Your thoughts create how you feel, how you interpret what someone else said or did, what you make it mean about you determines how you feel. If someone says something unkind to you or about you, you can make it mean that you're inferior and worthless, and you can get upset and you can say, they hurt my feelings. And you can go try to find someone who agrees with you.

And who thinks this person was out of line in what they said. And you can find that. But I don't like the result of living in that model.

So I choose to take responsibility for my own feelings. And I choose to not believe anymore that I can hurt someone else's feelings. I know a lot of people who do believe this and that's fine.

You can believe anything you want to. I just know for me that when I get in the business of trying to make sure no one gets their feelings hurt, I actually show up in ways that aren't totally honest. Sometimes I pretend or worry or placate in order to not hurt someone else's feelings.

And I feel very anxious and out of control when I'm trying to turn the dial on how someone else feels. And I actually remember being afraid to let go of this idea. I worried that if I stopped believing that I could hurt someone else's feelings, that I would somehow give myself permission to start being mean or hurtful or insensitive.

And so part of the reason I held on to the belief as long as I had was this idea like, oh, I need to be kind so I don't hurt her feelings. And I remember feeling uneasy. That if I really fully embraced the idea that my thoughts create my feelings, it's not external circumstances.

I can't hurt someone else's feelings. They can't hurt mine. I remember worrying that this would be dangerous.

But that has not been my experience. I have found that when I take responsibility for my thoughts, creating my feelings, and I choose to believe that whatever else anyone else feels is also created by their thoughts, I actually show up with more love. And if someone is upset with me, I can examine my own motives and actions.

And I can apologize if I was out of alignment with what I value in that situation. And if I wasn't out of alignment, if I examine my own motives and my own actions, and I know that I was aligned with what I believe and who I want to be, I can fully allow that person to feel upset. And it's totally fine.

Their thoughts about me are creating a feeling of frustration. It doesn't necessarily have to mean that I did anything wrong for me. Once I started making CTFAR models and examining my beliefs, I realized that the fear and the anxiety and the craziness of trying to titrate everything I do in order to not hurt someone else's feelings, or trying to feel hurt and sad that somebody else did something that hurt my feelings just created so much chaos and anxiety in my life.

Available data =>

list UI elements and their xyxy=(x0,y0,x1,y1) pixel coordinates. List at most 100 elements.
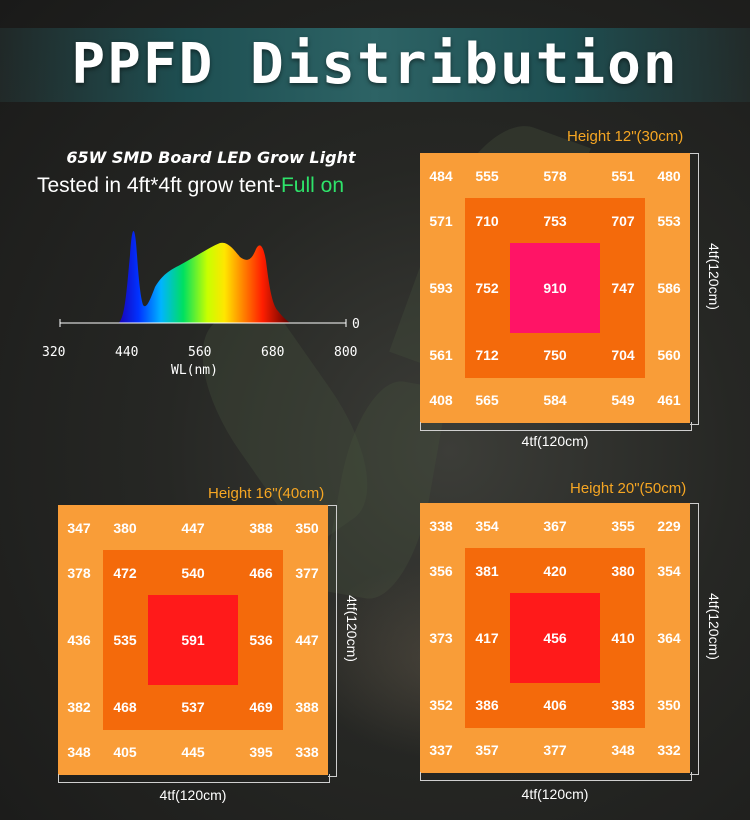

What you are asked to do => Revise the part of the text about owning your feelings that opens with the words "You can believe" and closes with "not hurt someone else's feelings.": write it out again with "placate" changed to "appease".

The result =>
You can believe anything you want to. I just know for me that when I get in the business of trying to make sure no one gets their feelings hurt, I actually show up in ways that aren't totally honest. Sometimes I pretend or worry or appease in order to not hurt someone else's feelings.